— Begin Extracted information —
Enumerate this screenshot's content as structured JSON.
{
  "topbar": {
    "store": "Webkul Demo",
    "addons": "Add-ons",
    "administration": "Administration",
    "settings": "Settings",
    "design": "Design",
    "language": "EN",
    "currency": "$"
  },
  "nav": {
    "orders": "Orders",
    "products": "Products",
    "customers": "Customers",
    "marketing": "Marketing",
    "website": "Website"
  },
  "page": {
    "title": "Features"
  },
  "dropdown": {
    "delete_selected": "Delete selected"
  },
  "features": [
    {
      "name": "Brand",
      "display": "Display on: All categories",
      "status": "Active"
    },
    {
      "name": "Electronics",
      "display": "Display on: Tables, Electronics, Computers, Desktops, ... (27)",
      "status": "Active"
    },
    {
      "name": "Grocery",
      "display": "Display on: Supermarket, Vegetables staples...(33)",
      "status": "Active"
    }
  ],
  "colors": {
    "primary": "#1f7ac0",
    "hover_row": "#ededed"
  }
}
— End Extracted information —
_Exercise task:_ Type out the full listing again, exactly as given.

_Answer to this task:_
Enumerate this screenshot's content as structured JSON.
{
  "topbar": {
    "store": "Webkul Demo",
    "addons": "Add-ons",
    "administration": "Administration",
    "settings": "Settings",
    "design": "Design",
    "language": "EN",
    "currency": "$"
  },
  "nav": {
    "orders": "Orders",
    "products": "Products",
    "customers": "Customers",
    "marketing": "Marketing",
    "website": "Website"
  },
  "page": {
    "title": "Features"
  },
  "dropdown": {
    "delete_selected": "Delete selected"
  },
  "features": [
    {
      "name": "Brand",
      "display": "Display on: All categories",
      "status": "Active"
    },
    {
      "name": "Electronics",
      "display": "Display on: Tables, Electronics, Computers, Desktops, ... (27)",
      "status": "Active"
    },
    {
      "name": "Grocery",
      "display": "Display on: Supermarket, Vegetables staples...(33)",
      "status": "Active"
    }
  ],
  "colors": {
    "primary": "#1f7ac0",
    "hover_row": "#ededed"
  }
}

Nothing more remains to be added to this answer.